■ **Exercise details**
Produce an exact copy of all the records.

(Raw records)
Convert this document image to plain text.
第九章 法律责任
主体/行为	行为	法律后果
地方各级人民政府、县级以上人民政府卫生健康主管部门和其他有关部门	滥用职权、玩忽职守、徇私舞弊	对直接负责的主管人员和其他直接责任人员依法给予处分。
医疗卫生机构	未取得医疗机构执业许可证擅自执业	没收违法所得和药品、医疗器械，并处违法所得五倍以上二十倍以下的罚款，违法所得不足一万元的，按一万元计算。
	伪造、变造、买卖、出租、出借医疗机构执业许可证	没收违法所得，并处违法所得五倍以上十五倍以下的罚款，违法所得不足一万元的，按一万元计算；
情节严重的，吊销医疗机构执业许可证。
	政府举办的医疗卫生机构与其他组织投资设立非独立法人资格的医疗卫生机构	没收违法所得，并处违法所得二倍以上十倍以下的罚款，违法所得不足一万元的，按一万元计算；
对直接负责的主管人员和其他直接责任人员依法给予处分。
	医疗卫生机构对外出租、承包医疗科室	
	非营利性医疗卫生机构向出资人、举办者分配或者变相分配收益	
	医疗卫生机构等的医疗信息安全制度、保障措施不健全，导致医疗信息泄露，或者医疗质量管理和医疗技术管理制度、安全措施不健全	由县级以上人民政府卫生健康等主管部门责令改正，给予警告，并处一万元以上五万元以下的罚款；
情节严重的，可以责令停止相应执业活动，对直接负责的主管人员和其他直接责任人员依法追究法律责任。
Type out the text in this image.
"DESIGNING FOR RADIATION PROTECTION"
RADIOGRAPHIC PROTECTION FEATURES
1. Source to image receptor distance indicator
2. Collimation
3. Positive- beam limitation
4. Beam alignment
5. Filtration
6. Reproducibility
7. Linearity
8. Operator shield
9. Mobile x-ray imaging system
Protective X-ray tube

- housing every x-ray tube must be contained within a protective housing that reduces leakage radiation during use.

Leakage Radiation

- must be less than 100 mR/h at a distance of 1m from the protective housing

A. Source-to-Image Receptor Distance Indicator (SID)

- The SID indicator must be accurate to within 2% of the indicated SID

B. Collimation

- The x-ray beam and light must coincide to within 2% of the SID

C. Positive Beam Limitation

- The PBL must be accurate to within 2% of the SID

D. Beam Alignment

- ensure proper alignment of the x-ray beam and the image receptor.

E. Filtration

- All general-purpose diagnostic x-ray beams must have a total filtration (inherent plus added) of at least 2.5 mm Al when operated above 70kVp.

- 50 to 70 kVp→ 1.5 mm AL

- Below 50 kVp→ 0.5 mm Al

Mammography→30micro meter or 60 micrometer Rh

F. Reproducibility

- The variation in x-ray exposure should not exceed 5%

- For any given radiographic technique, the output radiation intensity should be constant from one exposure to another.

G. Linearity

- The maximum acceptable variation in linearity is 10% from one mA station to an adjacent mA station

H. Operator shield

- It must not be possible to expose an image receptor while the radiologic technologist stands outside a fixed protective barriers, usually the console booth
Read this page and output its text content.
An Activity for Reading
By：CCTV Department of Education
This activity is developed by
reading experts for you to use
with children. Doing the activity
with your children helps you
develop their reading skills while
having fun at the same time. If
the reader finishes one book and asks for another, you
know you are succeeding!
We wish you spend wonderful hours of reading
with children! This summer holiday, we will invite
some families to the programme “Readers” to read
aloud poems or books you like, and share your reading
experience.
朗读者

■ **Correct answer**
Convert this document image to plain text.
第九章 法律责任
主体/行为	行为	法律后果
地方各级人民政府、县级以上人民政府卫生健康主管部门和其他有关部门	滥用职权、玩忽职守、徇私舞弊	对直接负责的主管人员和其他直接责任人员依法给予处分。
医疗卫生机构	未取得医疗机构执业许可证擅自执业	没收违法所得和药品、医疗器械，并处违法所得五倍以上二十倍以下的罚款，违法所得不足一万元的，按一万元计算。
	伪造、变造、买卖、出租、出借医疗机构执业许可证	没收违法所得，并处违法所得五倍以上十五倍以下的罚款，违法所得不足一万元的，按一万元计算；
情节严重的，吊销医疗机构执业许可证。
	政府举办的医疗卫生机构与其他组织投资设立非独立法人资格的医疗卫生机构	没收违法所得，并处违法所得二倍以上十倍以下的罚款，违法所得不足一万元的，按一万元计算；
对直接负责的主管人员和其他直接责任人员依法给予处分。
	医疗卫生机构对外出租、承包医疗科室	
	非营利性医疗卫生机构向出资人、举办者分配或者变相分配收益	
	医疗卫生机构等的医疗信息安全制度、保障措施不健全，导致医疗信息泄露，或者医疗质量管理和医疗技术管理制度、安全措施不健全	由县级以上人民政府卫生健康等主管部门责令改正，给予警告，并处一万元以上五万元以下的罚款；
情节严重的，可以责令停止相应执业活动，对直接负责的主管人员和其他直接责任人员依法追究法律责任。
Type out the text in this image.
"DESIGNING FOR RADIATION PROTECTION"
RADIOGRAPHIC PROTECTION FEATURES
1. Source to image receptor distance indicator
2. Collimation
3. Positive- beam limitation
4. Beam alignment
5. Filtration
6. Reproducibility
7. Linearity
8. Operator shield
9. Mobile x-ray imaging system
Protective X-ray tube

- housing every x-ray tube must be contained within a protective housing that reduces leakage radiation during use.

Leakage Radiation

- must be less than 100 mR/h at a distance of 1m from the protective housing

A. Source-to-Image Receptor Distance Indicator (SID)

- The SID indicator must be accurate to within 2% of the indicated SID

B. Collimation

- The x-ray beam and light must coincide to within 2% of the SID

C. Positive Beam Limitation

- The PBL must be accurate to within 2% of the SID

D. Beam Alignment

- ensure proper alignment of the x-ray beam and the image receptor.

E. Filtration

- All general-purpose diagnostic x-ray beams must have a total filtration (inherent plus added) of at least 2.5 mm Al when operated above 70kVp.

- 50 to 70 kVp→ 1.5 mm AL

- Below 50 kVp→ 0.5 mm Al

Mammography→30micro meter or 60 micrometer Rh

F. Reproducibility

- The variation in x-ray exposure should not exceed 5%

- For any given radiographic technique, the output radiation intensity should be constant from one exposure to another.

G. Linearity

- The maximum acceptable variation in linearity is 10% from one mA station to an adjacent mA station

H. Operator shield

- It must not be possible to expose an image receptor while the radiologic technologist stands outside a fixed protective barriers, usually the console booth
Read this page and output its text content.
An Activity for Reading
By：CCTV Department of Education
This activity is developed by
reading experts for you to use
with children. Doing the activity
with your children helps you
develop their reading skills while
having fun at the same time. If
the reader finishes one book and asks for another, you
know you are succeeding!
We wish you spend wonderful hours of reading
with children! This summer holiday, we will invite
some families to the programme “Readers” to read
aloud poems or books you like, and share your reading
experience.
朗读者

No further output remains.